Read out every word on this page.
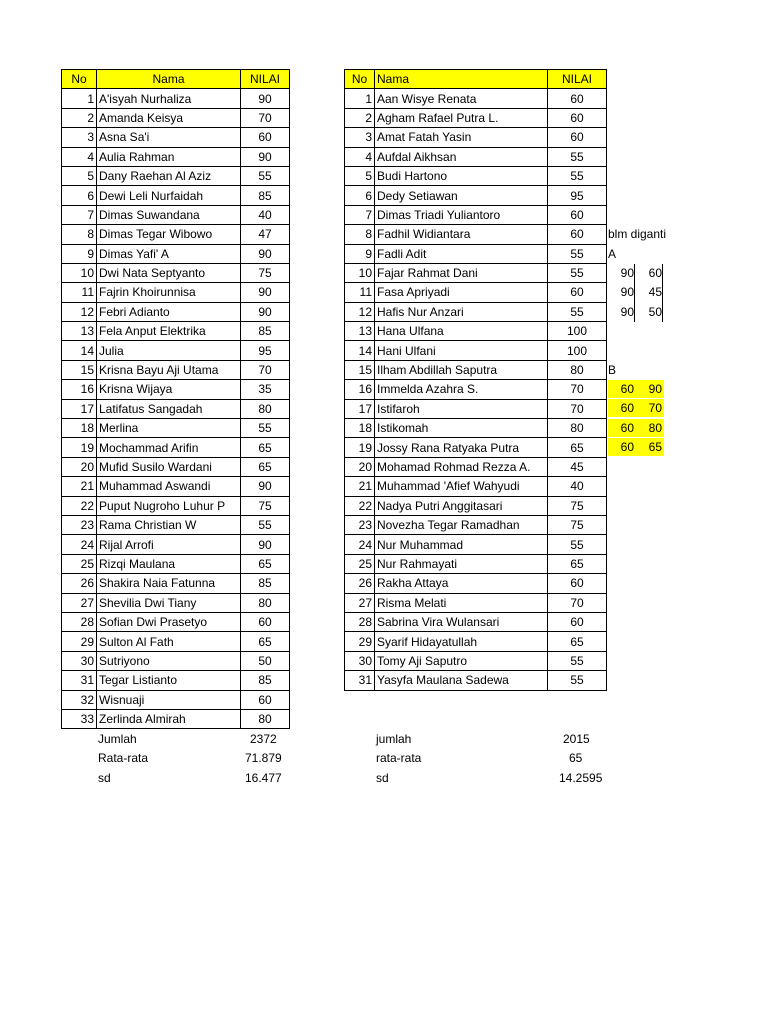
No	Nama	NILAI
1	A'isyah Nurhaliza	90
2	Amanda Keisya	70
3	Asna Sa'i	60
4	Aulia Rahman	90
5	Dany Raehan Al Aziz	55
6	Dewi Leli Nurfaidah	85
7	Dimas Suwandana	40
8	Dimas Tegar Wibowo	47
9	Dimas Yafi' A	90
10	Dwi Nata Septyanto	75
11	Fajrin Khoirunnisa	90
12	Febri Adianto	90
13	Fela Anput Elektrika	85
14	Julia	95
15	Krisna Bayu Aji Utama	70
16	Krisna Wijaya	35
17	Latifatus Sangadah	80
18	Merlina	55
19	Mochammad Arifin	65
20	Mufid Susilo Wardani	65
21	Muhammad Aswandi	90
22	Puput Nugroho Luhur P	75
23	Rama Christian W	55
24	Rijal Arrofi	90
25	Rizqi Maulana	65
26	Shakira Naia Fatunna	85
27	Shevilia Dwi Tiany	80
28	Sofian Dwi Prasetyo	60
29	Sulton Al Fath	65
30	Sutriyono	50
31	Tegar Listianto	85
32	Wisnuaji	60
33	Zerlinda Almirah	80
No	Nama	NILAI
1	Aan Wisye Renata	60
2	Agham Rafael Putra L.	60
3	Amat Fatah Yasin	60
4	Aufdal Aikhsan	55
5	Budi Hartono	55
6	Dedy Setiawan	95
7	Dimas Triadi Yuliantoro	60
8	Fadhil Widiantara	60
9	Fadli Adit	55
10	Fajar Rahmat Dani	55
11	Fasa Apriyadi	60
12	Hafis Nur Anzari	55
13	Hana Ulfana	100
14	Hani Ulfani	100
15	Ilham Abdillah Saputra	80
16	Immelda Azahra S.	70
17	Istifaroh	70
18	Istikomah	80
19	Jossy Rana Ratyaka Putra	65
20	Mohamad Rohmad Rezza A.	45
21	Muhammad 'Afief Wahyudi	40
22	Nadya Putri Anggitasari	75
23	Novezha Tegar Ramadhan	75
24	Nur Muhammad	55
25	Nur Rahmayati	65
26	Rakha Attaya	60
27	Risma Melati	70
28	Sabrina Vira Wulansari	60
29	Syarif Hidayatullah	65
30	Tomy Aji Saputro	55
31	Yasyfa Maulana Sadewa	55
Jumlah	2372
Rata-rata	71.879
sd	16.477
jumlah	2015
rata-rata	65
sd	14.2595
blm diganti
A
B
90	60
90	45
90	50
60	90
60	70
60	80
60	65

...

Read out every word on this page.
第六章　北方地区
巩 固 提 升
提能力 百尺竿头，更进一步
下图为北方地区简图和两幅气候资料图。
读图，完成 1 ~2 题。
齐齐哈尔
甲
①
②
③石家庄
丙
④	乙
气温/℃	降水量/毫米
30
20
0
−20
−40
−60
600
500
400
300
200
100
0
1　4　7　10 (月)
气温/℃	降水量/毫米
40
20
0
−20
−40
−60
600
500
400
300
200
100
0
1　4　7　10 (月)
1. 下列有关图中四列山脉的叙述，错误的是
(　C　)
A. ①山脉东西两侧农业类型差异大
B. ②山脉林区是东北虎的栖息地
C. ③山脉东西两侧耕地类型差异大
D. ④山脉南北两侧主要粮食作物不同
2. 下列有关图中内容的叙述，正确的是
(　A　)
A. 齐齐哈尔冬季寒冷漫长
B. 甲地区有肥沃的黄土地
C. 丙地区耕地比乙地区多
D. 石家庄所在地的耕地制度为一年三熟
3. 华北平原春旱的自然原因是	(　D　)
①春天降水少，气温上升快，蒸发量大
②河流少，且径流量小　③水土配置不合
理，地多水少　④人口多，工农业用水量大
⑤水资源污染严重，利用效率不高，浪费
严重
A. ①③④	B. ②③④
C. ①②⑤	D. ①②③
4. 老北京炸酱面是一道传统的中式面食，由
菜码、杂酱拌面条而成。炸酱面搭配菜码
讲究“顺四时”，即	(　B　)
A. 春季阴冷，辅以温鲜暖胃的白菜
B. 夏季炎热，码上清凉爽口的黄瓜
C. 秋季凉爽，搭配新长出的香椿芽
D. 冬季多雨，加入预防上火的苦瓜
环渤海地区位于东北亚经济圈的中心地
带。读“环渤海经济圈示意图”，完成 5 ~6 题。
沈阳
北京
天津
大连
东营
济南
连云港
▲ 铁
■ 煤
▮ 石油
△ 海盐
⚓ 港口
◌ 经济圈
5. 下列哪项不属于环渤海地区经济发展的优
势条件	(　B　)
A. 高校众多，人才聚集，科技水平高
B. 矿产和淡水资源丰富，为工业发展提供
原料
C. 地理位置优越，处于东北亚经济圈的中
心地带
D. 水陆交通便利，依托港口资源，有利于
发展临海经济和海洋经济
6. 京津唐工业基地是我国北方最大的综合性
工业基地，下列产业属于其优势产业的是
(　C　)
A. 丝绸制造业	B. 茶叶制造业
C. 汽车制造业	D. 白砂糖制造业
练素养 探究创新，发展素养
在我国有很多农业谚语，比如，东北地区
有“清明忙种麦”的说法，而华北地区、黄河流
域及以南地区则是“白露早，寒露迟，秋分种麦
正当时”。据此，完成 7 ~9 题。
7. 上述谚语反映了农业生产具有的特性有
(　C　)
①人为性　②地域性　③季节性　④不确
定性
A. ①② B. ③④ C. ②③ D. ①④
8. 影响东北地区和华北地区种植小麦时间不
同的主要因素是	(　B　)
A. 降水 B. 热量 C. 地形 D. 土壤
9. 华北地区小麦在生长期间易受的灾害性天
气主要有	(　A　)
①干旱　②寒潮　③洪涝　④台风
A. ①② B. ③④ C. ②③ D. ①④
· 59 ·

§ **AIM OF THE TASK**: From the data above, work out how many lines contain the string "Dimas" and reply with only the number.

§ **SOLUTION FOR THIS EXERCISE**: 4